Dataset items>
━━━━━━━━━━

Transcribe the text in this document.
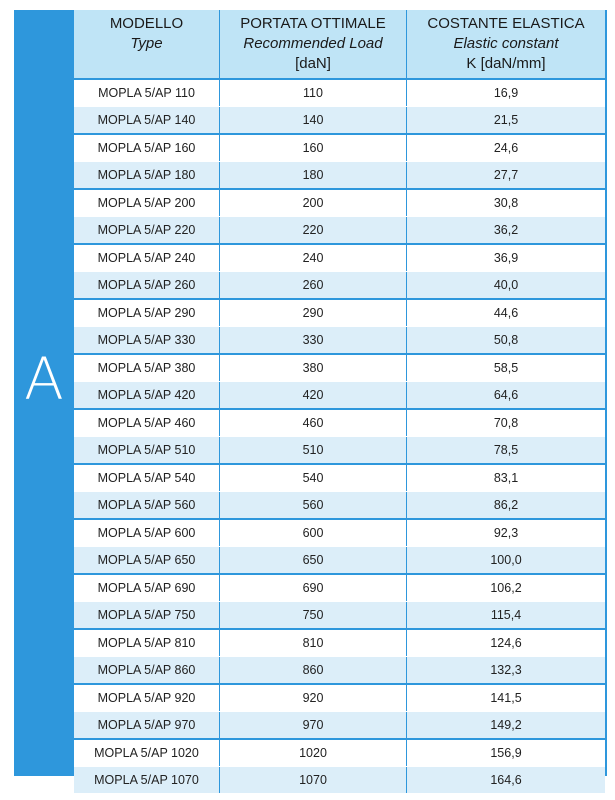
A
MODELLO
Type
PORTATA OTTIMALE
Recommended Load
[daN]
COSTANTE ELASTICA
Elastic constant
K [daN/mm]
MOPLA 5/AP 110	110	16,9
MOPLA 5/AP 140	140	21,5
MOPLA 5/AP 160	160	24,6
MOPLA 5/AP 180	180	27,7
MOPLA 5/AP 200	200	30,8
MOPLA 5/AP 220	220	36,2
MOPLA 5/AP 240	240	36,9
MOPLA 5/AP 260	260	40,0
MOPLA 5/AP 290	290	44,6
MOPLA 5/AP 330	330	50,8
MOPLA 5/AP 380	380	58,5
MOPLA 5/AP 420	420	64,6
MOPLA 5/AP 460	460	70,8
MOPLA 5/AP 510	510	78,5
MOPLA 5/AP 540	540	83,1
MOPLA 5/AP 560	560	86,2
MOPLA 5/AP 600	600	92,3
MOPLA 5/AP 650	650	100,0
MOPLA 5/AP 690	690	106,2
MOPLA 5/AP 750	750	115,4
MOPLA 5/AP 810	810	124,6
MOPLA 5/AP 860	860	132,3
MOPLA 5/AP 920	920	141,5
MOPLA 5/AP 970	970	149,2
MOPLA 5/AP 1020	1020	156,9
MOPLA 5/AP 1070	1070	164,6
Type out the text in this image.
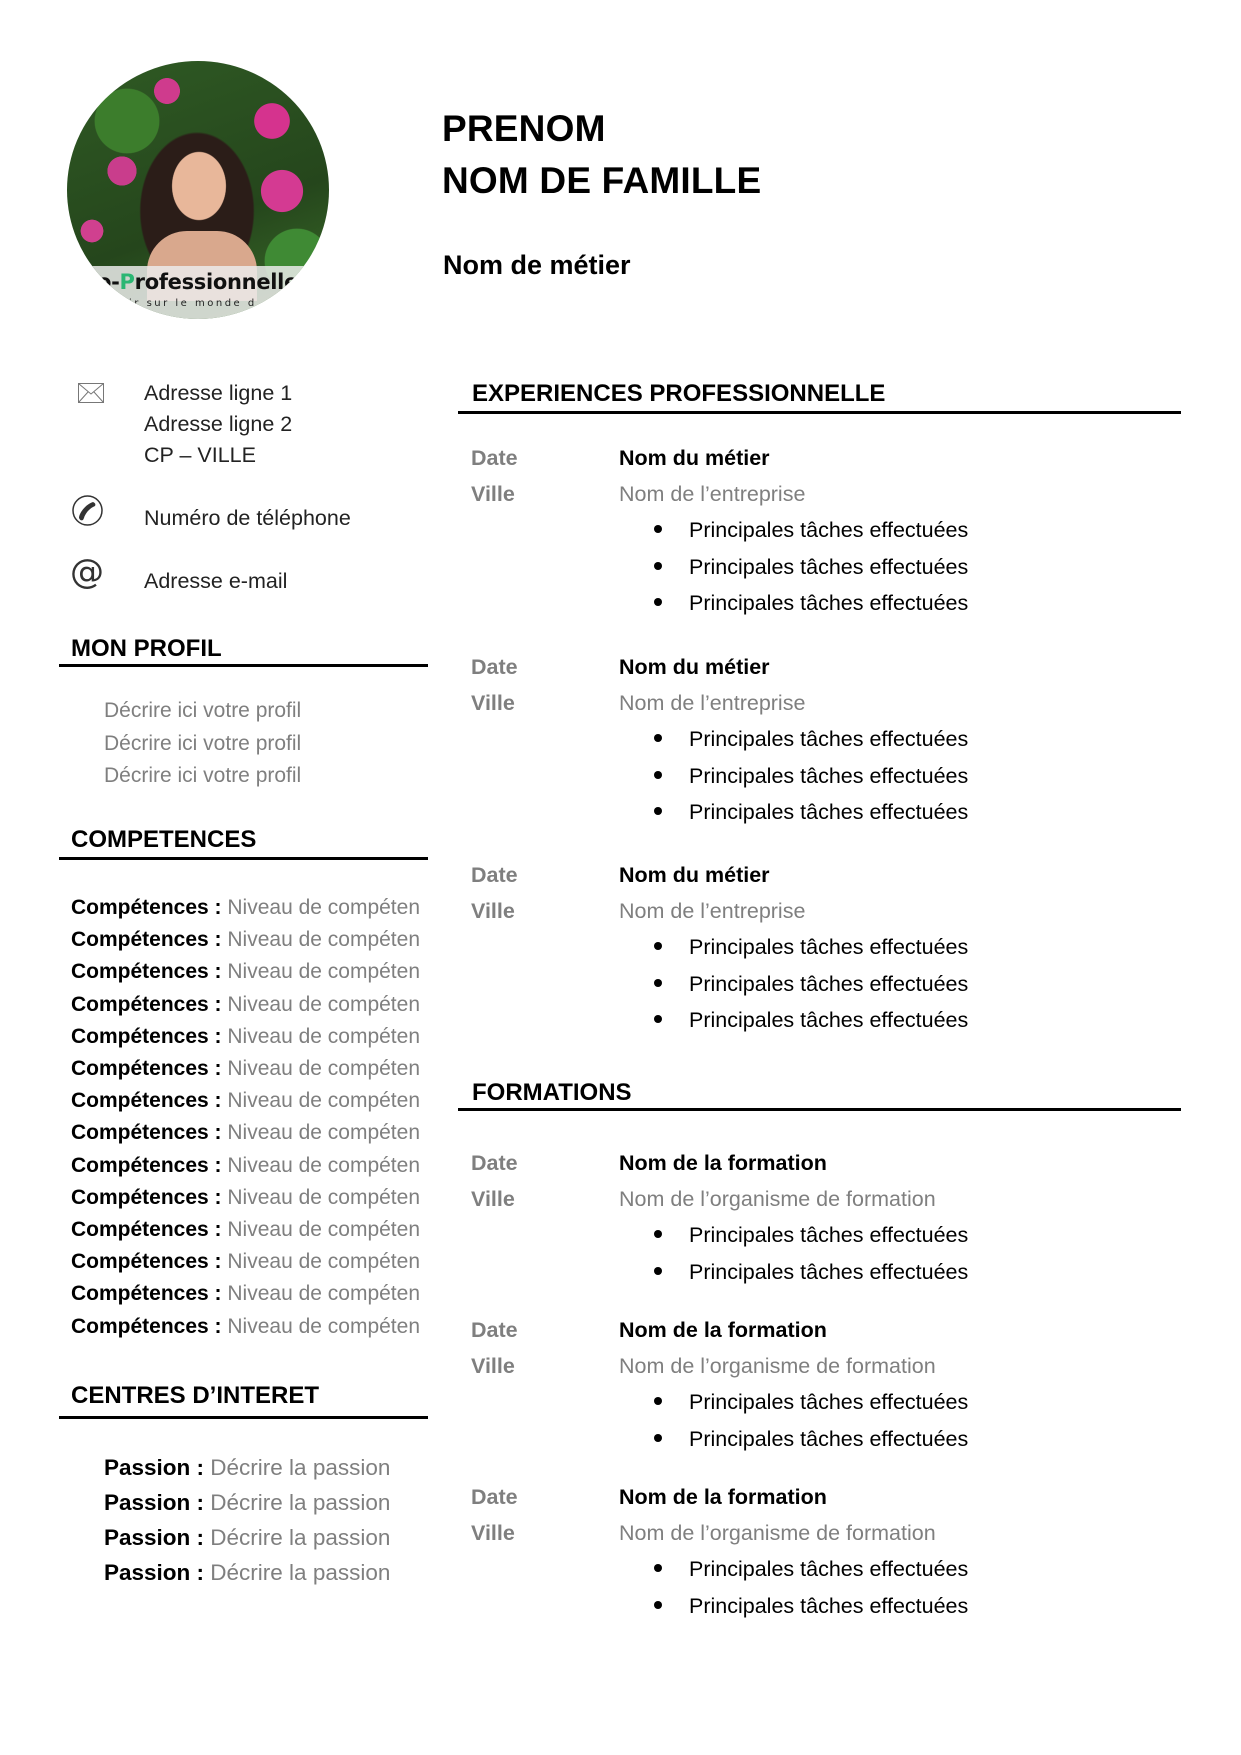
o-Professionnelle
ir sur le monde d
PRENOM
NOM DE FAMILLE
Nom de métier
Adresse ligne 1
Adresse ligne 2
CP – VILLE
Numéro de téléphone
@ Adresse e-mail
MON PROFIL
Décrire ici votre profil
Décrire ici votre profil
Décrire ici votre profil
COMPETENCES
Compétences : Niveau de compéten
Compétences : Niveau de compéten
Compétences : Niveau de compéten
Compétences : Niveau de compéten
Compétences : Niveau de compéten
Compétences : Niveau de compéten
Compétences : Niveau de compéten
Compétences : Niveau de compéten
Compétences : Niveau de compéten
Compétences : Niveau de compéten
Compétences : Niveau de compéten
Compétences : Niveau de compéten
Compétences : Niveau de compéten
Compétences : Niveau de compéten
CENTRES D’INTERET
Passion : Décrire la passion
Passion : Décrire la passion
Passion : Décrire la passion
Passion : Décrire la passion
EXPERIENCES PROFESSIONNELLE
Date	Nom du métier
Ville	Nom de l’entreprise
Principales tâches effectuées
Principales tâches effectuées
Principales tâches effectuées
Date	Nom du métier
Ville	Nom de l’entreprise
Principales tâches effectuées
Principales tâches effectuées
Principales tâches effectuées
Date	Nom du métier
Ville	Nom de l’entreprise
Principales tâches effectuées
Principales tâches effectuées
Principales tâches effectuées
FORMATIONS
Date	Nom de la formation
Ville	Nom de l’organisme de formation
Principales tâches effectuées
Principales tâches effectuées
Date	Nom de la formation
Ville	Nom de l’organisme de formation
Principales tâches effectuées
Principales tâches effectuées
Date	Nom de la formation
Ville	Nom de l’organisme de formation
Principales tâches effectuées
Principales tâches effectuées
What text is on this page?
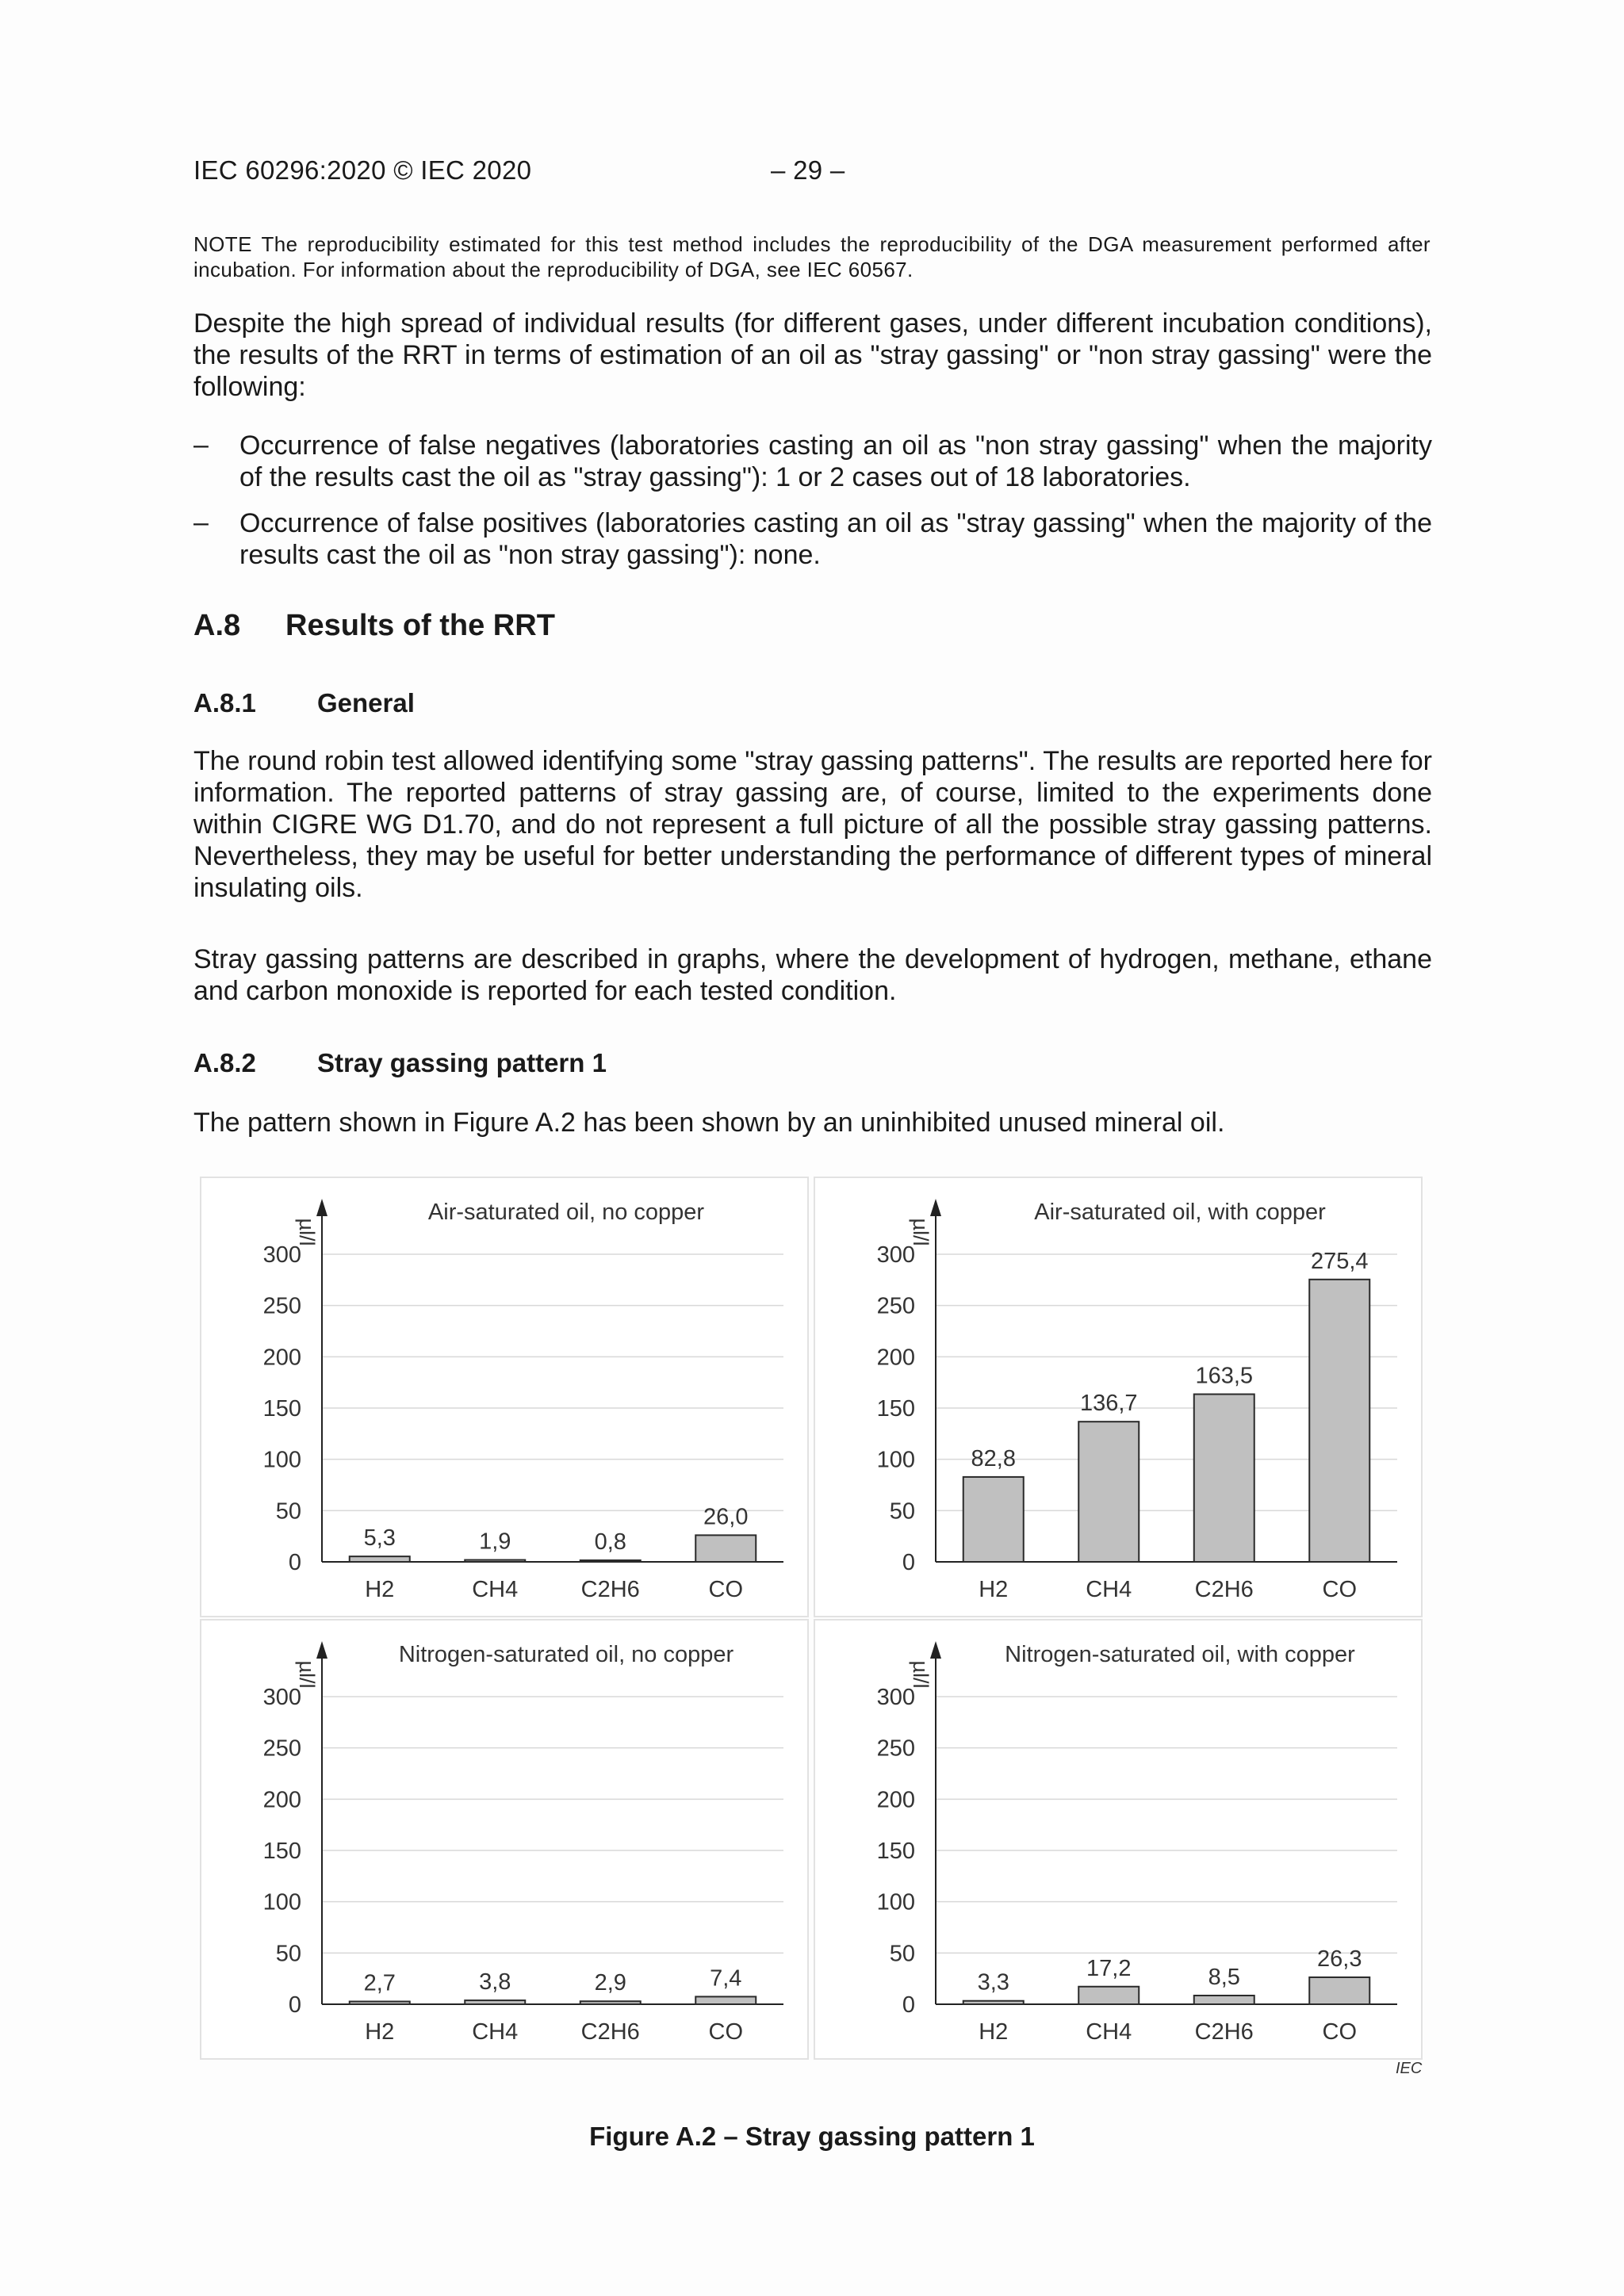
IEC 60296:2020 © IEC 2020	– 29 –
NOTE The reproducibility estimated for this test method includes the reproducibility of the DGA measurement performed after incubation. For information about the reproducibility of DGA, see IEC 60567.
Despite the high spread of individual results (for different gases, under different incubation conditions), the results of the RRT in terms of estimation of an oil as "stray gassing" or "non stray gassing" were the following:
– Occurrence of false negatives (laboratories casting an oil as "non stray gassing" when the majority of the results cast the oil as "stray gassing"): 1 or 2 cases out of 18 laboratories.
– Occurrence of false positives (laboratories casting an oil as "stray gassing" when the majority of the results cast the oil as "non stray gassing"): none.
A.8 Results of the RRT
A.8.1 General
The round robin test allowed identifying some "stray gassing patterns". The results are reported here for information. The reported patterns of stray gassing are, of course, limited to the experiments done within CIGRE WG D1.70, and do not represent a full picture of all the possible stray gassing patterns. Nevertheless, they may be useful for better understanding the performance of different types of mineral insulating oils.
Stray gassing patterns are described in graphs, where the development of hydrogen, methane, ethane and carbon monoxide is reported for each tested condition.
A.8.2 Stray gassing pattern 1
The pattern shown in Figure A.2 has been shown by an uninhibited unused mineral oil.
Air-saturated oil, no copper
µl/l
0
50
100
150
200
250
300
5,3
H2
1,9
CH4
0,8
C2H6
26,0
CO
Air-saturated oil, with copper
µl/l
0
50
100
150
200
250
300
82,8
H2
136,7
CH4
163,5
C2H6
275,4
CO
Nitrogen-saturated oil, no copper
µl/l
0
50
100
150
200
250
300
2,7
H2
3,8
CH4
2,9
C2H6
7,4
CO
Nitrogen-saturated oil, with copper
µl/l
0
50
100
150
200
250
300
3,3
H2
17,2
CH4
8,5
C2H6
26,3
CO
IEC
Figure A.2 – Stray gassing pattern 1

━━━━━━━━━━

What to produce>
Within the records, how many lines include "saturated"? The answer is the number and nothing else.

Full response>
4